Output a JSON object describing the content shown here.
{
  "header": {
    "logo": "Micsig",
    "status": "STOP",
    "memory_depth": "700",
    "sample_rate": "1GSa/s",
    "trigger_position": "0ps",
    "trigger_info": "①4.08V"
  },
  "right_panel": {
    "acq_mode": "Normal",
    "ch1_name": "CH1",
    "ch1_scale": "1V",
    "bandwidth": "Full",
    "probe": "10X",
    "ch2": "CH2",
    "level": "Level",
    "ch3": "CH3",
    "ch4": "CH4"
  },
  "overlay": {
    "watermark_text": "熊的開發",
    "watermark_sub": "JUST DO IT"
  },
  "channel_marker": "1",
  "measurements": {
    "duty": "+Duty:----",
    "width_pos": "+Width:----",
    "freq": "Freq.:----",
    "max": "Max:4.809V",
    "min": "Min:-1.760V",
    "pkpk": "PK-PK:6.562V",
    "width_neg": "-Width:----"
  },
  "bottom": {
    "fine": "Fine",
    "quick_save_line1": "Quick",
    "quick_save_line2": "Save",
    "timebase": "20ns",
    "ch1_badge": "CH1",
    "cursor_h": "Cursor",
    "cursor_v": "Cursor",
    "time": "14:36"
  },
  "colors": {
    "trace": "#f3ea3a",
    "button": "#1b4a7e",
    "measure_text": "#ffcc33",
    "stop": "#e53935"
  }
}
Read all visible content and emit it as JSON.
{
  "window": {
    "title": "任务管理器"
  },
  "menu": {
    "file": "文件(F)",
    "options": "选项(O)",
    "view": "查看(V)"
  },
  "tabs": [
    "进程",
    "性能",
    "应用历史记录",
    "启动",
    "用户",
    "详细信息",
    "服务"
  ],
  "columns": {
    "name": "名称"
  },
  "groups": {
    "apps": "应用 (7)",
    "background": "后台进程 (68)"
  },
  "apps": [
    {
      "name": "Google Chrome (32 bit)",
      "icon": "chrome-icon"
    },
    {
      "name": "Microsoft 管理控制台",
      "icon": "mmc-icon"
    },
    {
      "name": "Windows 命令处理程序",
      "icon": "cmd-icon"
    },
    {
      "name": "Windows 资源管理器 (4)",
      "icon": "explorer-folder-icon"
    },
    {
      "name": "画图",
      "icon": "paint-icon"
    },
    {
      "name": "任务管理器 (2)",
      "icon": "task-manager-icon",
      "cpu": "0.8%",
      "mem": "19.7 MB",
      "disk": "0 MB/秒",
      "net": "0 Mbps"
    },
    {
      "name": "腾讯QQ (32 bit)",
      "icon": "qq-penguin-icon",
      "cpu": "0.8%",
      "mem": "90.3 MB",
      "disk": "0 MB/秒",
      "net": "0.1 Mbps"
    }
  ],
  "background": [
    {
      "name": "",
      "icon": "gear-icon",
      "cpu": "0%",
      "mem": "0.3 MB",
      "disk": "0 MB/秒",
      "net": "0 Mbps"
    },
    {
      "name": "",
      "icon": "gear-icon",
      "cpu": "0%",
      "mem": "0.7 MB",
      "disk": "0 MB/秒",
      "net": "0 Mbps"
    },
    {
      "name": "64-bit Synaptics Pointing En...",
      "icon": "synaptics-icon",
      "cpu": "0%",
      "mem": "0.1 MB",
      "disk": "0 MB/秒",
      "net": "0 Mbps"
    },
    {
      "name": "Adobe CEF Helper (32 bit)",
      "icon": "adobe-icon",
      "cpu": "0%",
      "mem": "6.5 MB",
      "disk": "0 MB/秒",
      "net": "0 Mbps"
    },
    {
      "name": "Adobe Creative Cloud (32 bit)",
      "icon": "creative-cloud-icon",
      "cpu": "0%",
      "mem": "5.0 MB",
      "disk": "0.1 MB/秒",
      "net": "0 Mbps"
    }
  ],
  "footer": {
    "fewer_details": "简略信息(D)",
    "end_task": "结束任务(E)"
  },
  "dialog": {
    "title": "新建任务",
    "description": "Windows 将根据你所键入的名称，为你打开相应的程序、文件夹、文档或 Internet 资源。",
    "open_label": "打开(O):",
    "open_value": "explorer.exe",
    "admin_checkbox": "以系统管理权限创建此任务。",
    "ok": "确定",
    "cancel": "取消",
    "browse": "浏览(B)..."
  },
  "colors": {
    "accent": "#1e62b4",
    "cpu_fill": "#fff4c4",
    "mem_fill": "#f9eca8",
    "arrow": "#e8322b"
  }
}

········

■ Problem to work on: Using the data above, output each line exactly.

■ The completed task:
Output a JSON object describing the content shown here.
{
  "header": {
    "logo": "Micsig",
    "status": "STOP",
    "memory_depth": "700",
    "sample_rate": "1GSa/s",
    "trigger_position": "0ps",
    "trigger_info": "①4.08V"
  },
  "right_panel": {
    "acq_mode": "Normal",
    "ch1_name": "CH1",
    "ch1_scale": "1V",
    "bandwidth": "Full",
    "probe": "10X",
    "ch2": "CH2",
    "level": "Level",
    "ch3": "CH3",
    "ch4": "CH4"
  },
  "overlay": {
    "watermark_text": "熊的開發",
    "watermark_sub": "JUST DO IT"
  },
  "channel_marker": "1",
  "measurements": {
    "duty": "+Duty:----",
    "width_pos": "+Width:----",
    "freq": "Freq.:----",
    "max": "Max:4.809V",
    "min": "Min:-1.760V",
    "pkpk": "PK-PK:6.562V",
    "width_neg": "-Width:----"
  },
  "bottom": {
    "fine": "Fine",
    "quick_save_line1": "Quick",
    "quick_save_line2": "Save",
    "timebase": "20ns",
    "ch1_badge": "CH1",
    "cursor_h": "Cursor",
    "cursor_v": "Cursor",
    "time": "14:36"
  },
  "colors": {
    "trace": "#f3ea3a",
    "button": "#1b4a7e",
    "measure_text": "#ffcc33",
    "stop": "#e53935"
  }
}
Read all visible content and emit it as JSON.
{
  "window": {
    "title": "任务管理器"
  },
  "menu": {
    "file": "文件(F)",
    "options": "选项(O)",
    "view": "查看(V)"
  },
  "tabs": [
    "进程",
    "性能",
    "应用历史记录",
    "启动",
    "用户",
    "详细信息",
    "服务"
  ],
  "columns": {
    "name": "名称"
  },
  "groups": {
    "apps": "应用 (7)",
    "background": "后台进程 (68)"
  },
  "apps": [
    {
      "name": "Google Chrome (32 bit)",
      "icon": "chrome-icon"
    },
    {
      "name": "Microsoft 管理控制台",
      "icon": "mmc-icon"
    },
    {
      "name": "Windows 命令处理程序",
      "icon": "cmd-icon"
    },
    {
      "name": "Windows 资源管理器 (4)",
      "icon": "explorer-folder-icon"
    },
    {
      "name": "画图",
      "icon": "paint-icon"
    },
    {
      "name": "任务管理器 (2)",
      "icon": "task-manager-icon",
      "cpu": "0.8%",
      "mem": "19.7 MB",
      "disk": "0 MB/秒",
      "net": "0 Mbps"
    },
    {
      "name": "腾讯QQ (32 bit)",
      "icon": "qq-penguin-icon",
      "cpu": "0.8%",
      "mem": "90.3 MB",
      "disk": "0 MB/秒",
      "net": "0.1 Mbps"
    }
  ],
  "background": [
    {
      "name": "",
      "icon": "gear-icon",
      "cpu": "0%",
      "mem": "0.3 MB",
      "disk": "0 MB/秒",
      "net": "0 Mbps"
    },
    {
      "name": "",
      "icon": "gear-icon",
      "cpu": "0%",
      "mem": "0.7 MB",
      "disk": "0 MB/秒",
      "net": "0 Mbps"
    },
    {
      "name": "64-bit Synaptics Pointing En...",
      "icon": "synaptics-icon",
      "cpu": "0%",
      "mem": "0.1 MB",
      "disk": "0 MB/秒",
      "net": "0 Mbps"
    },
    {
      "name": "Adobe CEF Helper (32 bit)",
      "icon": "adobe-icon",
      "cpu": "0%",
      "mem": "6.5 MB",
      "disk": "0 MB/秒",
      "net": "0 Mbps"
    },
    {
      "name": "Adobe Creative Cloud (32 bit)",
      "icon": "creative-cloud-icon",
      "cpu": "0%",
      "mem": "5.0 MB",
      "disk": "0.1 MB/秒",
      "net": "0 Mbps"
    }
  ],
  "footer": {
    "fewer_details": "简略信息(D)",
    "end_task": "结束任务(E)"
  },
  "dialog": {
    "title": "新建任务",
    "description": "Windows 将根据你所键入的名称，为你打开相应的程序、文件夹、文档或 Internet 资源。",
    "open_label": "打开(O):",
    "open_value": "explorer.exe",
    "admin_checkbox": "以系统管理权限创建此任务。",
    "ok": "确定",
    "cancel": "取消",
    "browse": "浏览(B)..."
  },
  "colors": {
    "accent": "#1e62b4",
    "cpu_fill": "#fff4c4",
    "mem_fill": "#f9eca8",
    "arrow": "#e8322b"
  }
}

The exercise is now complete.